··· DATA PROVIDED

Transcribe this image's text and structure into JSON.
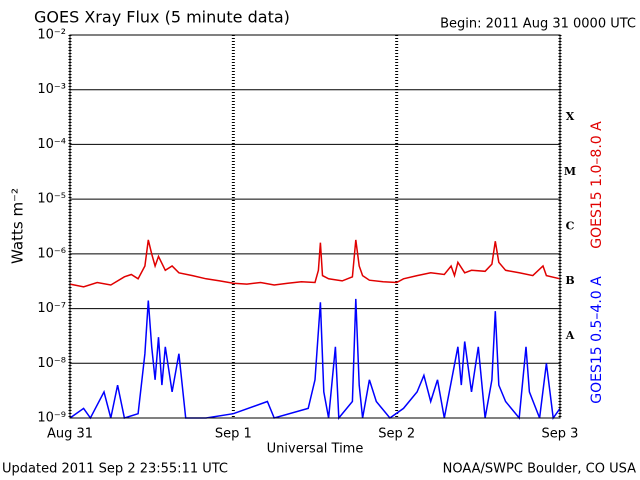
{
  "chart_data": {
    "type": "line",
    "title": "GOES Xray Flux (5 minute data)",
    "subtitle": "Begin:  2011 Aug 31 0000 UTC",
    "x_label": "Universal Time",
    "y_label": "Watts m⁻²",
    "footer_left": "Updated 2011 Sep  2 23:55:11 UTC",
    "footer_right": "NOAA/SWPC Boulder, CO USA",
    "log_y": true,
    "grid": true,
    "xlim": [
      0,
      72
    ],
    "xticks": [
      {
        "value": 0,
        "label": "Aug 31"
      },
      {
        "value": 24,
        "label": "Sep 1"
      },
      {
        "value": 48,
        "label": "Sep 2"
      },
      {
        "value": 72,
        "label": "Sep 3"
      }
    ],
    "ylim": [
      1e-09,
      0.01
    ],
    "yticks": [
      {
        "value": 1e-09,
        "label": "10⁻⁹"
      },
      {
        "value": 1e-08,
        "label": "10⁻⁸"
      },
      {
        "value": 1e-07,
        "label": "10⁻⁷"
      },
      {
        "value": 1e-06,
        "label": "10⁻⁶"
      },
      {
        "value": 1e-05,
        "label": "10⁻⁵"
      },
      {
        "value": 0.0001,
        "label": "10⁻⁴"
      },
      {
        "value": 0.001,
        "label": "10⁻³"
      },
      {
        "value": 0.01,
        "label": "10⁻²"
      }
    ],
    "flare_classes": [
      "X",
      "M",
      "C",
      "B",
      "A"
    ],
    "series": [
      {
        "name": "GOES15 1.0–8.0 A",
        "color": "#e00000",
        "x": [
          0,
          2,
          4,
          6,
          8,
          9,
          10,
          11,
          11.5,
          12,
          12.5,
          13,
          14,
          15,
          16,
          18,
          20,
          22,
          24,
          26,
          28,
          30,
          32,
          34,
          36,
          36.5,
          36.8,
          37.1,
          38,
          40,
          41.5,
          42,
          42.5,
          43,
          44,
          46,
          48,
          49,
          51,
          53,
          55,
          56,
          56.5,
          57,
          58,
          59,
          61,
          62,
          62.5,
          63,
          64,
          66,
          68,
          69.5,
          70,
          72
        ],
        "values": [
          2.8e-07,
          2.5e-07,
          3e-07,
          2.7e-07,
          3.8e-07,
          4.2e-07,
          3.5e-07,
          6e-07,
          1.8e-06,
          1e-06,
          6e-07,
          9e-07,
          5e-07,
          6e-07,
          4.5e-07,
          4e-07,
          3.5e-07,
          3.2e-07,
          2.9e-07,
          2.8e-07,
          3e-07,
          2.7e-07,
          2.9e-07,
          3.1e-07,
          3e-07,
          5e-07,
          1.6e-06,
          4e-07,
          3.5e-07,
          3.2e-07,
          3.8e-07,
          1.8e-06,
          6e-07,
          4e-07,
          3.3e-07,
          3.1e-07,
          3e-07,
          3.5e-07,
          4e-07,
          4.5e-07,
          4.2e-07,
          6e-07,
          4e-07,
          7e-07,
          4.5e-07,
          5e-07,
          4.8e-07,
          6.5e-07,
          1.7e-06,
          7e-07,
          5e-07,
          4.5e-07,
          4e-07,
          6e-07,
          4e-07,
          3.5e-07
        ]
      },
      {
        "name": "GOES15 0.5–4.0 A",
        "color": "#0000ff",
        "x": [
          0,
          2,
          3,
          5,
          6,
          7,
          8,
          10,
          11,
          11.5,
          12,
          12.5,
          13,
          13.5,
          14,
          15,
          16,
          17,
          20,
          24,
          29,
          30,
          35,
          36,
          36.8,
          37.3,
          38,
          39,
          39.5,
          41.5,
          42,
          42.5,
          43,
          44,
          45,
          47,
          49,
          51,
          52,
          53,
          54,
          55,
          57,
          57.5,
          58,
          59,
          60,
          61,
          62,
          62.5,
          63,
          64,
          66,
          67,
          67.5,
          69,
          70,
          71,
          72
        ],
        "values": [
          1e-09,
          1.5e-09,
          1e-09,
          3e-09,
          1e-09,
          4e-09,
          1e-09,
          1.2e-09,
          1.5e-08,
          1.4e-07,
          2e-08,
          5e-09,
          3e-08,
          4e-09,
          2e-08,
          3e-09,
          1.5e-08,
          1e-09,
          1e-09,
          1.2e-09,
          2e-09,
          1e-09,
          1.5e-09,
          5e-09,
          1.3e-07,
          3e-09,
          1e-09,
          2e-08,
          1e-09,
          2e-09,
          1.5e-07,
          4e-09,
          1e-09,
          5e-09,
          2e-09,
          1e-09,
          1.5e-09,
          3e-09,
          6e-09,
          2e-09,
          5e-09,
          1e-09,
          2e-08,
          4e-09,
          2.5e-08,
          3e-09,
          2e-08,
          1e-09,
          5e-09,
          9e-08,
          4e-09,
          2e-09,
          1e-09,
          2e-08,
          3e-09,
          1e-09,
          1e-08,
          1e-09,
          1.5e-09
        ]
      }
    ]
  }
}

······
··· DATA PROVIDED

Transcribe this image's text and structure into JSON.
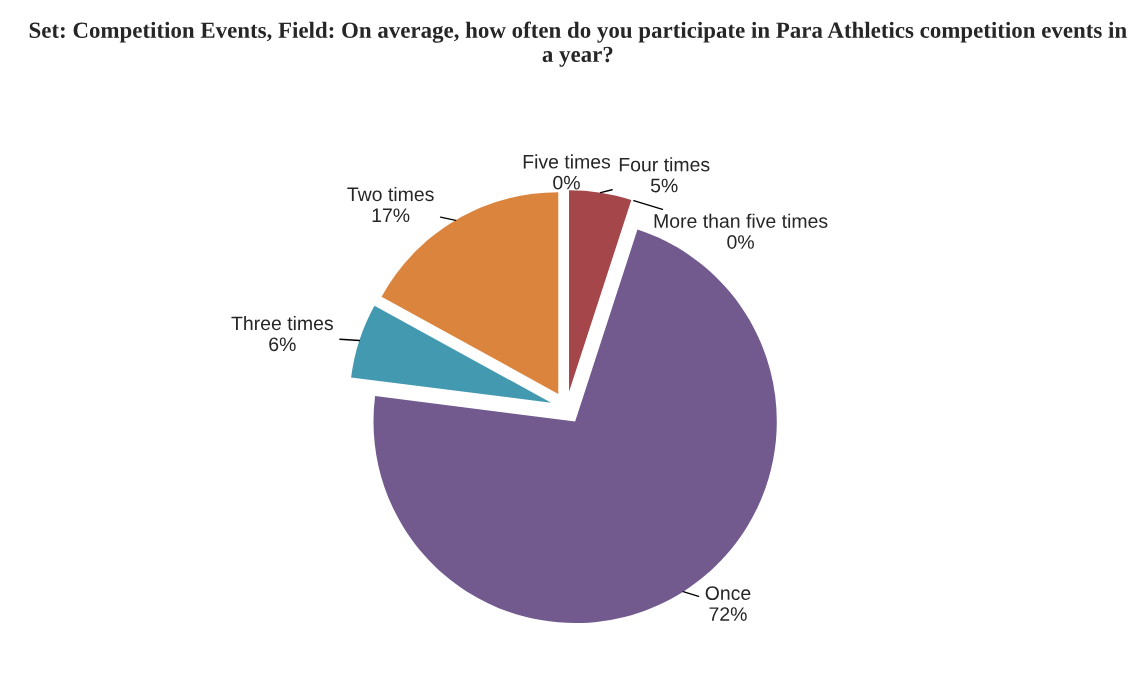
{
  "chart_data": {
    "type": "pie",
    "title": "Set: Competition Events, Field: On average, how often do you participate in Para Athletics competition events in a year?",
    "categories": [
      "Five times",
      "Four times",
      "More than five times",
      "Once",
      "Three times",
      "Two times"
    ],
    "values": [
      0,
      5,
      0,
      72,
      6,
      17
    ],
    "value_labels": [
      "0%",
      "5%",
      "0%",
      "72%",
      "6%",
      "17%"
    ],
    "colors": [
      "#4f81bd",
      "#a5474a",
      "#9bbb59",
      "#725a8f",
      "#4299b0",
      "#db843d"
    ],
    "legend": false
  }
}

······
··· DATA PROVIDED

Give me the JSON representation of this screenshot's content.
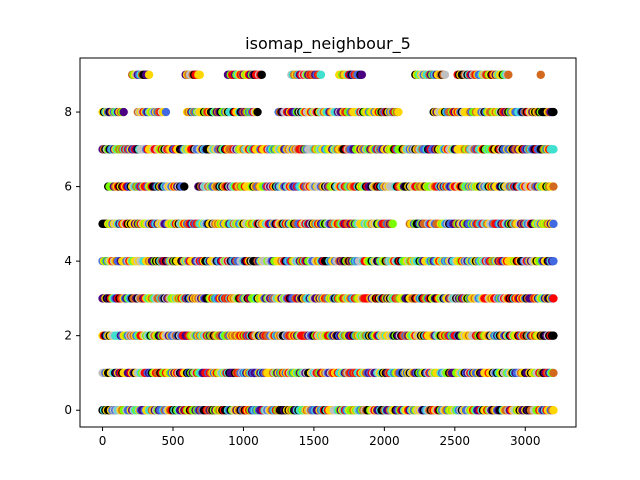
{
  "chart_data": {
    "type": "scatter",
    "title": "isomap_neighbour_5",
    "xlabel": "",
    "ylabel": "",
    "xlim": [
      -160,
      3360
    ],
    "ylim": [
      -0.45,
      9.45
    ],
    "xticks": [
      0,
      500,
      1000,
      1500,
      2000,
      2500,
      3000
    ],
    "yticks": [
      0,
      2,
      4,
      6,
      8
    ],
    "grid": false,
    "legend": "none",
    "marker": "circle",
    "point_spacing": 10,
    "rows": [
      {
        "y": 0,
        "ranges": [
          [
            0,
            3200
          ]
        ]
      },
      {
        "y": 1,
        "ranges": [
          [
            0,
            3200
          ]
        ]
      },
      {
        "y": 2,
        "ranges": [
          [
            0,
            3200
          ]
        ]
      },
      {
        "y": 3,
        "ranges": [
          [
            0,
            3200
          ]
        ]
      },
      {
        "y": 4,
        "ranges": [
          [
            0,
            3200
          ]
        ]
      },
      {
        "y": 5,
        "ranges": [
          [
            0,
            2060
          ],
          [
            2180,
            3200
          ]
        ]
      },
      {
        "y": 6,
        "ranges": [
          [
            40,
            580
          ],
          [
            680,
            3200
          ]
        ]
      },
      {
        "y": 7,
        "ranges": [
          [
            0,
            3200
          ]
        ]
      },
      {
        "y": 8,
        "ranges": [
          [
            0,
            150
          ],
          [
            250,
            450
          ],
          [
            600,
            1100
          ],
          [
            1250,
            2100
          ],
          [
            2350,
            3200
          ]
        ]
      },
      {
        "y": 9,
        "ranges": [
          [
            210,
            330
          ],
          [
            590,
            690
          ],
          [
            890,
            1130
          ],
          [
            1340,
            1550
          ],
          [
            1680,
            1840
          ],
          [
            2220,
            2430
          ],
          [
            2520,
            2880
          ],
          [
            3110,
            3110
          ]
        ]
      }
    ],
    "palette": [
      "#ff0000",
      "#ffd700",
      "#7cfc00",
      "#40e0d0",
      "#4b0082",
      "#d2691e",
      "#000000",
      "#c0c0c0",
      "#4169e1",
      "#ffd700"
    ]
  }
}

······

Return the lines of the records that include the string "times".

      "Five times",
      "Four times",
      "More than five times",
      "Three times",
      "Two times"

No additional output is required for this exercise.